* _Provided material_:
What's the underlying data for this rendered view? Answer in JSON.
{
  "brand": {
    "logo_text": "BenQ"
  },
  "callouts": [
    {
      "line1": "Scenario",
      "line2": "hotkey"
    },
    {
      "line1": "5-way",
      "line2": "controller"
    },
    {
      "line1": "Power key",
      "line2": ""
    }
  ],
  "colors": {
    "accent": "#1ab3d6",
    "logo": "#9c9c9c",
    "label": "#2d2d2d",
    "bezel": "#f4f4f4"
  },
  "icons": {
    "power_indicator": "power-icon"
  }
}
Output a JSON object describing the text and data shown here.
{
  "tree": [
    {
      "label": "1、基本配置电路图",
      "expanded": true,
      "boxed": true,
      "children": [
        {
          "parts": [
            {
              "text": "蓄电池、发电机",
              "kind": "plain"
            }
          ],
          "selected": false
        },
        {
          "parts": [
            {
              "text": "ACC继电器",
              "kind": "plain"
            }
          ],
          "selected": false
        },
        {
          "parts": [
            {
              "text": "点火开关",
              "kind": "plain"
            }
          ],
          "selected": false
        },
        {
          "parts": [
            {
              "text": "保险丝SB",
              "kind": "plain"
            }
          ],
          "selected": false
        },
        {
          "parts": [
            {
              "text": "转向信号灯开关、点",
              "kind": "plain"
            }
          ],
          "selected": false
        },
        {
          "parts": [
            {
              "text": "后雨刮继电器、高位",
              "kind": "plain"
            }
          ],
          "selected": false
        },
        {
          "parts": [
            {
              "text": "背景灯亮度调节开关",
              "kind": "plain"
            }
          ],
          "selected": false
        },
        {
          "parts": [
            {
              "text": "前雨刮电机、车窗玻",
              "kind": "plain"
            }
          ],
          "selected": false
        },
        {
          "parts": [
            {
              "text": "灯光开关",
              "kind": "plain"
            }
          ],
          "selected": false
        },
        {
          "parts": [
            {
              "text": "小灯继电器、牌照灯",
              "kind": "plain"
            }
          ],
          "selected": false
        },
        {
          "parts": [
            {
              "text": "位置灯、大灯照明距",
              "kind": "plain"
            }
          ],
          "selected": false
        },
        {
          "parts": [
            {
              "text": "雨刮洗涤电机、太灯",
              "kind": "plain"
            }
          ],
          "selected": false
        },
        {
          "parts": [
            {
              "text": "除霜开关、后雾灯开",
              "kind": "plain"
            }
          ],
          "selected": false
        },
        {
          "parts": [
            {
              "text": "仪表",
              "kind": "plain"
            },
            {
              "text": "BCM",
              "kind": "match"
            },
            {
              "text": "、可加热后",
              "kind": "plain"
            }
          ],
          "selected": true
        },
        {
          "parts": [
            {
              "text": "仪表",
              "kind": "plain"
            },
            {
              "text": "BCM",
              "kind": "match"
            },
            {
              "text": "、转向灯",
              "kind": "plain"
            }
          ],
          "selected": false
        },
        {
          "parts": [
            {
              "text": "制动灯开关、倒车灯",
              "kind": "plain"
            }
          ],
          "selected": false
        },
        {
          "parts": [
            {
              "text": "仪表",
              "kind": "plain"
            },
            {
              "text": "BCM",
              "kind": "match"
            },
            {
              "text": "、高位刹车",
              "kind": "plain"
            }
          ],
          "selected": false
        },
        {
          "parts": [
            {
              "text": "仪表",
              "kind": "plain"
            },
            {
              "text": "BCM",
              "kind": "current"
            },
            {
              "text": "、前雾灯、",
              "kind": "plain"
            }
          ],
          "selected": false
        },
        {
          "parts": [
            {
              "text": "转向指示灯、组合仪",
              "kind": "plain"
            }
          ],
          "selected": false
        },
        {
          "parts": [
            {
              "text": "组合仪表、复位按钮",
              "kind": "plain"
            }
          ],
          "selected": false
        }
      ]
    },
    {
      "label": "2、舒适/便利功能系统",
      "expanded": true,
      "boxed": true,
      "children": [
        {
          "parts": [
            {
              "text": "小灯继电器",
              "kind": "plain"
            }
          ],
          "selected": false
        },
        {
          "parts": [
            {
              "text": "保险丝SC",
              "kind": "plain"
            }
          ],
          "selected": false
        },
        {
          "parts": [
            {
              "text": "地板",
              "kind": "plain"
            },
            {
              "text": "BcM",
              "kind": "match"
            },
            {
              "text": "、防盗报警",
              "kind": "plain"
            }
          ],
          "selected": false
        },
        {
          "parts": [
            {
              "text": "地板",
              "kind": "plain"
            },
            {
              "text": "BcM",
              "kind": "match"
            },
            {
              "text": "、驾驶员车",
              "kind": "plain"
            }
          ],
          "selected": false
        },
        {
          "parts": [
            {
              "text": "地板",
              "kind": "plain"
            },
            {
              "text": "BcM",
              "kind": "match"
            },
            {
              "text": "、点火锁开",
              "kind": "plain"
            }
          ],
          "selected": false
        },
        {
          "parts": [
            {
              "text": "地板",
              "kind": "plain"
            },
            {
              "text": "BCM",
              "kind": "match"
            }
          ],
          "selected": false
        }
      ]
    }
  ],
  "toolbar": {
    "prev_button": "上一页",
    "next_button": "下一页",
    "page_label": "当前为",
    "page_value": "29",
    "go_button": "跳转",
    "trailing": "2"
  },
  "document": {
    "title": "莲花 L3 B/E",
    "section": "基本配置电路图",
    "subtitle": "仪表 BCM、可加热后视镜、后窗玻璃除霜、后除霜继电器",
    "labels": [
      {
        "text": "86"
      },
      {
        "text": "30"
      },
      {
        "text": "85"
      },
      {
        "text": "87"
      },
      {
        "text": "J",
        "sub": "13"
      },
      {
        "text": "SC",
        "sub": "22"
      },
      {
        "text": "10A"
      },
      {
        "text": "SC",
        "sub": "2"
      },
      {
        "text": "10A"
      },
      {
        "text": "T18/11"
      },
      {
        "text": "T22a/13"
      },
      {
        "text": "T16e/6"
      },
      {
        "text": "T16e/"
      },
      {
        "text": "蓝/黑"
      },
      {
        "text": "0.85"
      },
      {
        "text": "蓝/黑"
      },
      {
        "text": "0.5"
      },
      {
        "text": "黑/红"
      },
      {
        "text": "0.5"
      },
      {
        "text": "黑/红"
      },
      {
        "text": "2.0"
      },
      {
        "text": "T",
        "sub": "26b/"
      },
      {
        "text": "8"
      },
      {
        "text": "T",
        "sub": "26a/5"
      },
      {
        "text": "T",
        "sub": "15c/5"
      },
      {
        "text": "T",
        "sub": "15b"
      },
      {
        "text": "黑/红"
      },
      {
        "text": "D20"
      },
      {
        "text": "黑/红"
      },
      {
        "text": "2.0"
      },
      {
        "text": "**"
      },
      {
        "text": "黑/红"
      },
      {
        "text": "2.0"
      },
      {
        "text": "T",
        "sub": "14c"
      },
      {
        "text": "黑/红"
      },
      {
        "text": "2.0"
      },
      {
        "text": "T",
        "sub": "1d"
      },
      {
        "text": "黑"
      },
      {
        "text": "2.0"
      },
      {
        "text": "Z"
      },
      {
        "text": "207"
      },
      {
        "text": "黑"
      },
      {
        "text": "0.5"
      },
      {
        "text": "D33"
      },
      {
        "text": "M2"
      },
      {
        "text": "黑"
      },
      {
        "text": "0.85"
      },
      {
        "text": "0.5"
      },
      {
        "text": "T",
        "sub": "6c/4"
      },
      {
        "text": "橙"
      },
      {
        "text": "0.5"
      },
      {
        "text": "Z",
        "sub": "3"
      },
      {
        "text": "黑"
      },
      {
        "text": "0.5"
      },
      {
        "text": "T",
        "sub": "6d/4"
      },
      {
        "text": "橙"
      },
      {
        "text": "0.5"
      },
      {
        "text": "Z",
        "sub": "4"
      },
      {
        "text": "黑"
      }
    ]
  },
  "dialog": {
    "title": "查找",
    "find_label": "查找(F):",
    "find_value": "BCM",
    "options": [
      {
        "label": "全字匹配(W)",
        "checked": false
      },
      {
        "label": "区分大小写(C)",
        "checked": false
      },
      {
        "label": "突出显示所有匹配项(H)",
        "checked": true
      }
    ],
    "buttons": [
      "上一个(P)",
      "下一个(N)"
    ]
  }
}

* _Aim of the exercise_:
Of the lines above, copy each that contains "JSON".

* _Output_:
What's the underlying data for this rendered view? Answer in JSON.
Output a JSON object describing the text and data shown here.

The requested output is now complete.